■ Trecho fornecido
━━━━━━━━
Sem herdeiros: mulheres e homens sem filhos, artigo de José Eustáquio Diniz Alves

[EcoDebate] O chamado ciclo natural da vida das pessoas inclui o nascimento, o crescimento, o casamento, a procriação, o envelhecimento e a morte. As pessoas nascem, estudam, trabalham, se aposentam e morrem. Do ponto de vista das pessoas o ciclo de vida é finito. Mas do ponto de vista da humanidade é um movimento infinito, pelo menos enquanto existir vida humana. O ciclo econômico inclui a criação de bens e serviços e a reprodução das condições de produção e das pessoas e também se pretende infinito, pelo menos enquanto existir cidadãos aptos ao trabalho e ao consumo e houver as condições materiais e ecológicas para a sobrevivência da espécie e da vida no Planeta.
━━━━━━━━
[Dados extraídos de uma coleção]
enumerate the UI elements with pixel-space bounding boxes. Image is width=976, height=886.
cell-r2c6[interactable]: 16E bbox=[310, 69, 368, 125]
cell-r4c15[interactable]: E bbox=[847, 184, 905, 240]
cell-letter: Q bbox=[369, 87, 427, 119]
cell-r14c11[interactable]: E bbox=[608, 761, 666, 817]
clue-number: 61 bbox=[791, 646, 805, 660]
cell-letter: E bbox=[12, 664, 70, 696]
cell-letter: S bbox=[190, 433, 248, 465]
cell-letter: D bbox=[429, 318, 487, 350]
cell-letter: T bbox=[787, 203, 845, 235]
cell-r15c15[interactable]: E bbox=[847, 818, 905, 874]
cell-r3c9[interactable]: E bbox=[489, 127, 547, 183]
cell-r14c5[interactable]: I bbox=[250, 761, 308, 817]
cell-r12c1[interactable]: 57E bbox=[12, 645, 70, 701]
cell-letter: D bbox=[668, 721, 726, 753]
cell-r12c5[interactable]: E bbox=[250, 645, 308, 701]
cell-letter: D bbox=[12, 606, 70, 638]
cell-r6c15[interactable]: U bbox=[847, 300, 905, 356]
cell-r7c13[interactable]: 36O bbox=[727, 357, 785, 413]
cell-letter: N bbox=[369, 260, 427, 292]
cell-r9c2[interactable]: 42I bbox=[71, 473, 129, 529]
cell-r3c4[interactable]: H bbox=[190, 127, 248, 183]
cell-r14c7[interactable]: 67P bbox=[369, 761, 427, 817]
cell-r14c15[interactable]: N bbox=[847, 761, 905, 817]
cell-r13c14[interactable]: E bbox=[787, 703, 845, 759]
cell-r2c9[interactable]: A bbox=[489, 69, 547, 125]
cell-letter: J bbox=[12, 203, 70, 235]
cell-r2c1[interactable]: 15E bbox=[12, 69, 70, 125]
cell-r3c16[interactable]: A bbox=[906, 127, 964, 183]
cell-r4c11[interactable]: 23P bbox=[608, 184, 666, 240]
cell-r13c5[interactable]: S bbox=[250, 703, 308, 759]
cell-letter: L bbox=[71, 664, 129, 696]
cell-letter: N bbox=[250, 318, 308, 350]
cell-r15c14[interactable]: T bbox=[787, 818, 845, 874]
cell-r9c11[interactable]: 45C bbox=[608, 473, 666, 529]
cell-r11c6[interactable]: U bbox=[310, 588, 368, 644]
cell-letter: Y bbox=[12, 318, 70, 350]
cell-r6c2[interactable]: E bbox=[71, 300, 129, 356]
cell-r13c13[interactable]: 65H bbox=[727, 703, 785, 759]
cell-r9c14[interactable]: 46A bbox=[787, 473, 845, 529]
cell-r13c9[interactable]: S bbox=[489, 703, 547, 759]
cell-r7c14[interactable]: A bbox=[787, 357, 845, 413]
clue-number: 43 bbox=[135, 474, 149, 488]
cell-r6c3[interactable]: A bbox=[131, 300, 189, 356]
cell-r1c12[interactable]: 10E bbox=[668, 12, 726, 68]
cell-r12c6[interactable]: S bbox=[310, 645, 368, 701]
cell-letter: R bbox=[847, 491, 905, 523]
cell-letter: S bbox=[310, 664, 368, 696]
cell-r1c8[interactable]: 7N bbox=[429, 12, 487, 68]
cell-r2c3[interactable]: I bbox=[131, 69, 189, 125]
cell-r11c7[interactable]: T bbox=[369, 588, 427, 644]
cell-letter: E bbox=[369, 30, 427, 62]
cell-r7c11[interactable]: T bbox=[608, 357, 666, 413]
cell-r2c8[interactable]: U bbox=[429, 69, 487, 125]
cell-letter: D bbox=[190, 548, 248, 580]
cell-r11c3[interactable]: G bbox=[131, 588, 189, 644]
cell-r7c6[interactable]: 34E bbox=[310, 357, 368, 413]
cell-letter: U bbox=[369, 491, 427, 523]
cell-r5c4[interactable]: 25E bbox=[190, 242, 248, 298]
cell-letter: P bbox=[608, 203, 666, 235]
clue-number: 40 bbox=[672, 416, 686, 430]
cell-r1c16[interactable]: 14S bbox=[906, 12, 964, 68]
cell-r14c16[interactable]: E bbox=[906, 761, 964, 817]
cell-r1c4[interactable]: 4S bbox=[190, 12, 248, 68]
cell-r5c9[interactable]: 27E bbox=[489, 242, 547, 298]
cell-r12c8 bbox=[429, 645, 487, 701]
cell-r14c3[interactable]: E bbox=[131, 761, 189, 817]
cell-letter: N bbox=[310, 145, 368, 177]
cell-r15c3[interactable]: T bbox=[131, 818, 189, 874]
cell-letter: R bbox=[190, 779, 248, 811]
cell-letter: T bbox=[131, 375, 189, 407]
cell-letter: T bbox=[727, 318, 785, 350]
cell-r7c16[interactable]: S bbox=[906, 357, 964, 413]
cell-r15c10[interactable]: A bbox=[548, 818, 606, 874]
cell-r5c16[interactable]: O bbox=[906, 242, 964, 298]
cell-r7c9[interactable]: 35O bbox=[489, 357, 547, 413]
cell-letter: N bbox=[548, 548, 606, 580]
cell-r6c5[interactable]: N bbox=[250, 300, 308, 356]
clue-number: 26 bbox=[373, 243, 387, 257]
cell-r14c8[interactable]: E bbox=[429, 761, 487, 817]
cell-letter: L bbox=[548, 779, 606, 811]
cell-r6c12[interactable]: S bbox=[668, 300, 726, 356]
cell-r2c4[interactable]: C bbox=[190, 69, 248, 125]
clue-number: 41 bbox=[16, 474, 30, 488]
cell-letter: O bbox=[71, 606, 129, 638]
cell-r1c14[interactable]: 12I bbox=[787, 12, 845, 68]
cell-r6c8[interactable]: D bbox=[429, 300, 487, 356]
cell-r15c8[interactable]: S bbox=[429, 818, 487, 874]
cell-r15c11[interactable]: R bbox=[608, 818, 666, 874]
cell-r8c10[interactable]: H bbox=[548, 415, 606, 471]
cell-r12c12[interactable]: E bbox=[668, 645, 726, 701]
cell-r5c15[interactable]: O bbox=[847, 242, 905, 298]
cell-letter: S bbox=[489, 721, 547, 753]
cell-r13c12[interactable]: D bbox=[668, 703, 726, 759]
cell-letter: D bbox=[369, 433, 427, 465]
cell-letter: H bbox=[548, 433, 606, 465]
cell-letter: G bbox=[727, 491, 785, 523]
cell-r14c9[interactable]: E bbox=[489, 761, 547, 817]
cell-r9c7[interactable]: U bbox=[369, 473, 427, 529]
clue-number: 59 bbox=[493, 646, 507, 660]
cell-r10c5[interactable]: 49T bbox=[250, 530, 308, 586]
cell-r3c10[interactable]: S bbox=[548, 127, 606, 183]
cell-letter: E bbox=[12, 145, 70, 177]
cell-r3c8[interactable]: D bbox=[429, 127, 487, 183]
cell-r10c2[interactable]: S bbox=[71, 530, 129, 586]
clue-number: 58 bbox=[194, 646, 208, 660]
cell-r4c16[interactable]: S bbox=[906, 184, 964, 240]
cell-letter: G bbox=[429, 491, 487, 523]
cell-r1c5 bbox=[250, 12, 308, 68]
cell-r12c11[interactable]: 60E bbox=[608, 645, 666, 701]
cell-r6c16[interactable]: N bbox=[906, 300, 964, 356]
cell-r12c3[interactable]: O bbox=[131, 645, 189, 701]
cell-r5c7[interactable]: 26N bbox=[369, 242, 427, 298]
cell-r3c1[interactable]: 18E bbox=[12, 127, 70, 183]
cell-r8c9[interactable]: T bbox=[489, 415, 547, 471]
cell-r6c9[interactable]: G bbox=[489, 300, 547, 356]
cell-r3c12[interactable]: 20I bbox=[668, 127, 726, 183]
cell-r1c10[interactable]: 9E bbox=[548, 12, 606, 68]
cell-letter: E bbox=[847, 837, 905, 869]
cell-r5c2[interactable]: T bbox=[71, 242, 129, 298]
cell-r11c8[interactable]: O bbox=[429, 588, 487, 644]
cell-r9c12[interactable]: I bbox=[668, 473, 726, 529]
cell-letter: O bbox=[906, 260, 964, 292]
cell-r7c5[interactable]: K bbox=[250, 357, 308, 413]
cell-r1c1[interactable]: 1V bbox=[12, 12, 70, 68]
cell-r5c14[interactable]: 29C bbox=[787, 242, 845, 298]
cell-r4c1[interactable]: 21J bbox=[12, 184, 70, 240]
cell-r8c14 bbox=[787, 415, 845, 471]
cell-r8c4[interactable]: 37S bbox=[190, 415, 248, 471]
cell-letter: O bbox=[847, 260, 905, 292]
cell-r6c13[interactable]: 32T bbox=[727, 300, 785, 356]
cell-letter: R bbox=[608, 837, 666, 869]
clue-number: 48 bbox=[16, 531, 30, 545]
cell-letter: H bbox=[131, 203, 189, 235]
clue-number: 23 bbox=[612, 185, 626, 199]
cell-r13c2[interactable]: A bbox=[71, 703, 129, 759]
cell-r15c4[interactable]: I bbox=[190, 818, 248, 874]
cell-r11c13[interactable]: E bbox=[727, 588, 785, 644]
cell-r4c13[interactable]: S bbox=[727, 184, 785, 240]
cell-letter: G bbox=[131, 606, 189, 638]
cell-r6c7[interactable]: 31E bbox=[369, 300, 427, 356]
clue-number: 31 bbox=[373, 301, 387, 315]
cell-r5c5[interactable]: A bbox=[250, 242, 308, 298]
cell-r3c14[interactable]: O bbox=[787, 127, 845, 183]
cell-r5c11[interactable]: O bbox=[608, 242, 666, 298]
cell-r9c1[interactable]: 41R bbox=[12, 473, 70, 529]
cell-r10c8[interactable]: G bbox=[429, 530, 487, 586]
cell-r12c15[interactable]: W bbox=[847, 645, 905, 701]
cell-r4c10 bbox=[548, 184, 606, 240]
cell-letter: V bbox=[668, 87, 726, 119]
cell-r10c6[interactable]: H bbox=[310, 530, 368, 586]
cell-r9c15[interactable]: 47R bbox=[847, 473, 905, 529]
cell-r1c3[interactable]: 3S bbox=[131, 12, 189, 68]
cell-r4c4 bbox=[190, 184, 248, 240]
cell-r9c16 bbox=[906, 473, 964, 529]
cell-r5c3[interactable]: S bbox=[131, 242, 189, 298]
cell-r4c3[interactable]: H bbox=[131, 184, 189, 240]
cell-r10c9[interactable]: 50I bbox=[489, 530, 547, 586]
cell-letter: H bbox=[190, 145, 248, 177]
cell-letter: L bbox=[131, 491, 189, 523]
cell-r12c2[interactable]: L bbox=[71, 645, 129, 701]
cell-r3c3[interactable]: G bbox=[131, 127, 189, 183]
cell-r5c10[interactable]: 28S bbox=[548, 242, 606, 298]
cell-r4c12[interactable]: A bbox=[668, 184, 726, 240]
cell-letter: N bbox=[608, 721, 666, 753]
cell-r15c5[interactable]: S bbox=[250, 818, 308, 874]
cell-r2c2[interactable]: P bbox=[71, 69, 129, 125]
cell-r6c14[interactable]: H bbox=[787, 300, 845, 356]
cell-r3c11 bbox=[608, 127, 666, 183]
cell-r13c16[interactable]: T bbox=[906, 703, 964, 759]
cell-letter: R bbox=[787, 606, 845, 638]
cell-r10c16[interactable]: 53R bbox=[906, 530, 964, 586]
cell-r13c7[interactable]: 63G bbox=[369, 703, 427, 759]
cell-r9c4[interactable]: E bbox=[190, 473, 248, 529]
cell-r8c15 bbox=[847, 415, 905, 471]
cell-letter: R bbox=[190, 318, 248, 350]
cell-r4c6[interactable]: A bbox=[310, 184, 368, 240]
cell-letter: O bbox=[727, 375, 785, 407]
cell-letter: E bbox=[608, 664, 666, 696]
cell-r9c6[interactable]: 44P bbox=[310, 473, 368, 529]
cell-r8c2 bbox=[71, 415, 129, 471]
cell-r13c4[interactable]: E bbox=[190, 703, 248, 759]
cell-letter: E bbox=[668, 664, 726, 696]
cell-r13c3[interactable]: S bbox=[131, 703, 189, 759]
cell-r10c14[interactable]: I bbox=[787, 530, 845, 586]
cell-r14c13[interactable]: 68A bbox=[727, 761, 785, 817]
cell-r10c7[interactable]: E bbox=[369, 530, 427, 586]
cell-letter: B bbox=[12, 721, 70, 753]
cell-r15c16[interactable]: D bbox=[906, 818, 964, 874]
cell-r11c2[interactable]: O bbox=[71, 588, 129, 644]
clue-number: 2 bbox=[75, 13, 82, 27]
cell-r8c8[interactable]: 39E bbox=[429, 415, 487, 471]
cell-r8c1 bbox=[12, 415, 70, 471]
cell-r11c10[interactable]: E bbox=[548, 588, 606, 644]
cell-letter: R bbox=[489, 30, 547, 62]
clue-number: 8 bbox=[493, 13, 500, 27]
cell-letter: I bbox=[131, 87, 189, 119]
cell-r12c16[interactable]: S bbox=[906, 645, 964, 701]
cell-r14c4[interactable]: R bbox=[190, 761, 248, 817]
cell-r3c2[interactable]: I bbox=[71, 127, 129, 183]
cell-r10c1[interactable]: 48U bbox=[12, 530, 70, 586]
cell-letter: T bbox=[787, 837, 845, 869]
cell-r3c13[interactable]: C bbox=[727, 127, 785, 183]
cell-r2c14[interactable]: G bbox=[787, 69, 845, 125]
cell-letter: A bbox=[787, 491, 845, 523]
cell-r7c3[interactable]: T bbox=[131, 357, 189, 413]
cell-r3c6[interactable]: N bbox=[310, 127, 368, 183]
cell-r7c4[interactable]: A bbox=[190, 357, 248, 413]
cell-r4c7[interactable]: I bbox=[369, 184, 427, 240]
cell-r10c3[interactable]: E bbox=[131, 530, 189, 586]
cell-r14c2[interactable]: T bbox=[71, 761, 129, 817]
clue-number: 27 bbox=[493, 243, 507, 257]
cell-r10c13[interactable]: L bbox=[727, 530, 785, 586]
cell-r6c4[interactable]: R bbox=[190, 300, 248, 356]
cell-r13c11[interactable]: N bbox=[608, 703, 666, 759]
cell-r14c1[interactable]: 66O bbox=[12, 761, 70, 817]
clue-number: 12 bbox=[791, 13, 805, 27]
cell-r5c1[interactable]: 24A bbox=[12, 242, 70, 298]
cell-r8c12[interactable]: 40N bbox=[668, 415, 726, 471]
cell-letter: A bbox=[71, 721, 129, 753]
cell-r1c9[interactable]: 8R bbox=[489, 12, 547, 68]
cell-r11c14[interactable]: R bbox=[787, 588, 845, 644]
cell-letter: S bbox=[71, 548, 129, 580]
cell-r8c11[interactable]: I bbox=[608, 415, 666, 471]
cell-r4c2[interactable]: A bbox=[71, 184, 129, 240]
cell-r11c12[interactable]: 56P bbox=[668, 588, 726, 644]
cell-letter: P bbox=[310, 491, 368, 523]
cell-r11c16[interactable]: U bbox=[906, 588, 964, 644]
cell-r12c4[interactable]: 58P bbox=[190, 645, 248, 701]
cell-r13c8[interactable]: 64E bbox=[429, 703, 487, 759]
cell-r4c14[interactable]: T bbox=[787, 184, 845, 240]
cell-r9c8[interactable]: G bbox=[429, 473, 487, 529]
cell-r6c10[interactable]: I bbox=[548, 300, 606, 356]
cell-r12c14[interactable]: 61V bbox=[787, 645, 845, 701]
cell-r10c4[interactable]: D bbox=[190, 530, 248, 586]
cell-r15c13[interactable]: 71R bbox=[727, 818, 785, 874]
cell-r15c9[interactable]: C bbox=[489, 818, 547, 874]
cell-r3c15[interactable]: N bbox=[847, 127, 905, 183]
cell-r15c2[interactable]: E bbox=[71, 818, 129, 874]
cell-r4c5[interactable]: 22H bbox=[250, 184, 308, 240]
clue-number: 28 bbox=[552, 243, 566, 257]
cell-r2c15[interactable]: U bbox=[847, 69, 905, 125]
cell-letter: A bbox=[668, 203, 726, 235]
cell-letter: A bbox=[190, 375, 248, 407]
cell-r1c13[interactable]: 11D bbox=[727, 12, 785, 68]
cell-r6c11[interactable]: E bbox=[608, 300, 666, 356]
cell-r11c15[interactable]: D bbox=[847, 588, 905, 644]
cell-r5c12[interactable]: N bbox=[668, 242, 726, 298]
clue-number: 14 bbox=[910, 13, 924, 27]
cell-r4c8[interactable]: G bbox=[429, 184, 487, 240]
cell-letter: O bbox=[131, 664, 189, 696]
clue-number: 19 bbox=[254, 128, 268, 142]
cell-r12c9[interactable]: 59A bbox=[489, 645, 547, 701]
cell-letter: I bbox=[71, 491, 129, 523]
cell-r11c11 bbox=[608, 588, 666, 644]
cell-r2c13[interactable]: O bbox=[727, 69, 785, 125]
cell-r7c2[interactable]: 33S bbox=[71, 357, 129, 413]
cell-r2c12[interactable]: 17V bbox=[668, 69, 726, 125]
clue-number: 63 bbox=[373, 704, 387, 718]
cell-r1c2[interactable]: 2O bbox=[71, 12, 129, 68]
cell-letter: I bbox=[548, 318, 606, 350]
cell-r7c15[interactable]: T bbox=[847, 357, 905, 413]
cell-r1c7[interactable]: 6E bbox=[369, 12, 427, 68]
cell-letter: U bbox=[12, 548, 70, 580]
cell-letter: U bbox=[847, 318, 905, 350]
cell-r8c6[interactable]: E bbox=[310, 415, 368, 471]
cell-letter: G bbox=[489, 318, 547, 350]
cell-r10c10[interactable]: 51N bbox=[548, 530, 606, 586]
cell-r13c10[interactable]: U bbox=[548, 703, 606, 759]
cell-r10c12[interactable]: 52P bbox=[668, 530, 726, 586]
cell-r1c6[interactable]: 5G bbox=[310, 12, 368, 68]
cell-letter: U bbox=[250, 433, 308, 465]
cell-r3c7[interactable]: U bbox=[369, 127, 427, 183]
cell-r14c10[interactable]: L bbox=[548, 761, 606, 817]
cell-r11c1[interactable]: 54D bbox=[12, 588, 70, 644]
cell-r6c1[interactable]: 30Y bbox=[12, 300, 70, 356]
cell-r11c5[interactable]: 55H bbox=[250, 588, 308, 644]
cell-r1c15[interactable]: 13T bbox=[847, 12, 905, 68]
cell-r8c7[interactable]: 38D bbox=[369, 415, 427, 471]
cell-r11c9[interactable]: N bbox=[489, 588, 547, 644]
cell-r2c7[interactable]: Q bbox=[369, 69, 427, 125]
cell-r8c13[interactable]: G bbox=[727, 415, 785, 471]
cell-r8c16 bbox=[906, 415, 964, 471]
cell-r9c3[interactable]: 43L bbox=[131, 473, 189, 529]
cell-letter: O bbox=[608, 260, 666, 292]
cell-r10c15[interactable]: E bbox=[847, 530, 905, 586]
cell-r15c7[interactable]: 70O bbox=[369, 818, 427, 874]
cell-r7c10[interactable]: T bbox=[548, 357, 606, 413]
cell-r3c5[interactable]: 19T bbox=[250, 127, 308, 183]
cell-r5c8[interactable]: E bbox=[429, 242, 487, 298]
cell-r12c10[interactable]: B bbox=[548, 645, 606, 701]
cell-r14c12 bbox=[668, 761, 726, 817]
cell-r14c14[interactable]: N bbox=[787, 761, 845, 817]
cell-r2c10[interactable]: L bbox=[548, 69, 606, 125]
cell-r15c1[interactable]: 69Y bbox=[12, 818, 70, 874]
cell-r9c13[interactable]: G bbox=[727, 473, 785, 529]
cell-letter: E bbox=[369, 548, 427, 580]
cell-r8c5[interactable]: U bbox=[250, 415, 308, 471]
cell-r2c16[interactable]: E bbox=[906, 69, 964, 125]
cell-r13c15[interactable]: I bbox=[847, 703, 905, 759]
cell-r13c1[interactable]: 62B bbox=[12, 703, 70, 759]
━━━━━━━━
■ Ações necessárias
a) Segundo o trecho, como é o ciclo de vida do ponto de vista das pessoas?
b) Converta em uma lista JSON de strings, uma por linha e sem linhas em branco, as linhas do material fornecido desde o início até a linha que contém "cell-letter: Q bbox=[369, 87, 427, 119]", inclusive.
O trecho e as linhas provêm de fontes distintas.

■ Lista de soluções
a) Finito.

b)
[
  "enumerate the UI elements with pixel-space bounding boxes. Image is width=976, height=886.",
  "cell-r2c6[interactable]: 16E bbox=[310, 69, 368, 125]",
  "cell-r4c15[interactable]: E bbox=[847, 184, 905, 240]",
  "cell-letter: Q bbox=[369, 87, 427, 119]"
]